#### [Available records]
+++

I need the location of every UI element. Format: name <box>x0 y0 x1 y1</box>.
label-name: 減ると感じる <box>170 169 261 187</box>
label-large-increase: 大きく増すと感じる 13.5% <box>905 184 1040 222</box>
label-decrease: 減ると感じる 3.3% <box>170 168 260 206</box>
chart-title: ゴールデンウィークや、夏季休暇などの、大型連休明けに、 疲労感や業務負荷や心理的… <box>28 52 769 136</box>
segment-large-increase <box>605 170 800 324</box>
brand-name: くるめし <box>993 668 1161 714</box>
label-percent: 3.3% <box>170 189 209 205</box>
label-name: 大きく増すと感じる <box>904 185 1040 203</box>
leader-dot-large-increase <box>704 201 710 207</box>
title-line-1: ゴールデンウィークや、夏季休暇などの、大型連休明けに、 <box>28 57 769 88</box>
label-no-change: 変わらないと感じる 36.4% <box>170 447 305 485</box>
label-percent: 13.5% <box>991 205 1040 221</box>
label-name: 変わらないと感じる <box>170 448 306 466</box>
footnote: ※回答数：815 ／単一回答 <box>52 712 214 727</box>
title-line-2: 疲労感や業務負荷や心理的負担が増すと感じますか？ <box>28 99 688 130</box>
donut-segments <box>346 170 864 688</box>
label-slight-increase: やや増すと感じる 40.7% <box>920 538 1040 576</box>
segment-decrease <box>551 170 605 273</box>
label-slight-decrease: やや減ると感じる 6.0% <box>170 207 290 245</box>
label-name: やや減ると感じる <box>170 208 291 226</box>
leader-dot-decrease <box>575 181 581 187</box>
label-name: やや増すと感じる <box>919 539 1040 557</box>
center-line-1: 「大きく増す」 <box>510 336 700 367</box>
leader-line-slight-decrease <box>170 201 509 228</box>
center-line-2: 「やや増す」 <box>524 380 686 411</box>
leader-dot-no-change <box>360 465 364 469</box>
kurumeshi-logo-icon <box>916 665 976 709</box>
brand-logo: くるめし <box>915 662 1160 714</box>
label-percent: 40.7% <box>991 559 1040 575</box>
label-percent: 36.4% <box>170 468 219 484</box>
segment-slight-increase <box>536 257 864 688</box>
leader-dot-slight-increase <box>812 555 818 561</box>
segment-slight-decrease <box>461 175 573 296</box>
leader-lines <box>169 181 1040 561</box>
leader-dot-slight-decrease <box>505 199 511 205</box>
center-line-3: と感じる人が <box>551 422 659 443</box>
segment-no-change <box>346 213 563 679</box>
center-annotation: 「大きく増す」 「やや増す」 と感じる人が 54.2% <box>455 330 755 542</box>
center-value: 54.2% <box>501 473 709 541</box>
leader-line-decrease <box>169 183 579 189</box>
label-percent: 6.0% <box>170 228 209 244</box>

+++

#### [The task]
Copy all of the lines above word for word, from the first to the last, without changing anything.

#### [Exercise response]
I need the location of every UI element. Format: name <box>x0 y0 x1 y1</box>.
label-name: 減ると感じる <box>170 169 261 187</box>
label-large-increase: 大きく増すと感じる 13.5% <box>905 184 1040 222</box>
label-decrease: 減ると感じる 3.3% <box>170 168 260 206</box>
chart-title: ゴールデンウィークや、夏季休暇などの、大型連休明けに、 疲労感や業務負荷や心理的… <box>28 52 769 136</box>
segment-large-increase <box>605 170 800 324</box>
brand-name: くるめし <box>993 668 1161 714</box>
label-percent: 3.3% <box>170 189 209 205</box>
label-name: 大きく増すと感じる <box>904 185 1040 203</box>
leader-dot-large-increase <box>704 201 710 207</box>
title-line-1: ゴールデンウィークや、夏季休暇などの、大型連休明けに、 <box>28 57 769 88</box>
label-no-change: 変わらないと感じる 36.4% <box>170 447 305 485</box>
label-percent: 13.5% <box>991 205 1040 221</box>
label-name: 変わらないと感じる <box>170 448 306 466</box>
footnote: ※回答数：815 ／単一回答 <box>52 712 214 727</box>
title-line-2: 疲労感や業務負荷や心理的負担が増すと感じますか？ <box>28 99 688 130</box>
donut-segments <box>346 170 864 688</box>
label-slight-increase: やや増すと感じる 40.7% <box>920 538 1040 576</box>
segment-decrease <box>551 170 605 273</box>
label-slight-decrease: やや減ると感じる 6.0% <box>170 207 290 245</box>
label-name: やや減ると感じる <box>170 208 291 226</box>
leader-dot-decrease <box>575 181 581 187</box>
label-name: やや増すと感じる <box>919 539 1040 557</box>
center-line-1: 「大きく増す」 <box>510 336 700 367</box>
leader-line-slight-decrease <box>170 201 509 228</box>
center-line-2: 「やや増す」 <box>524 380 686 411</box>
leader-dot-no-change <box>360 465 364 469</box>
kurumeshi-logo-icon <box>916 665 976 709</box>
brand-logo: くるめし <box>915 662 1160 714</box>
label-percent: 40.7% <box>991 559 1040 575</box>
label-percent: 36.4% <box>170 468 219 484</box>
segment-slight-increase <box>536 257 864 688</box>
leader-dot-slight-increase <box>812 555 818 561</box>
segment-slight-decrease <box>461 175 573 296</box>
leader-lines <box>169 181 1040 561</box>
leader-dot-slight-decrease <box>505 199 511 205</box>
center-line-3: と感じる人が <box>551 422 659 443</box>
segment-no-change <box>346 213 563 679</box>
center-annotation: 「大きく増す」 「やや増す」 と感じる人が 54.2% <box>455 330 755 542</box>
center-value: 54.2% <box>501 473 709 541</box>
leader-line-decrease <box>169 183 579 189</box>
label-percent: 6.0% <box>170 228 209 244</box>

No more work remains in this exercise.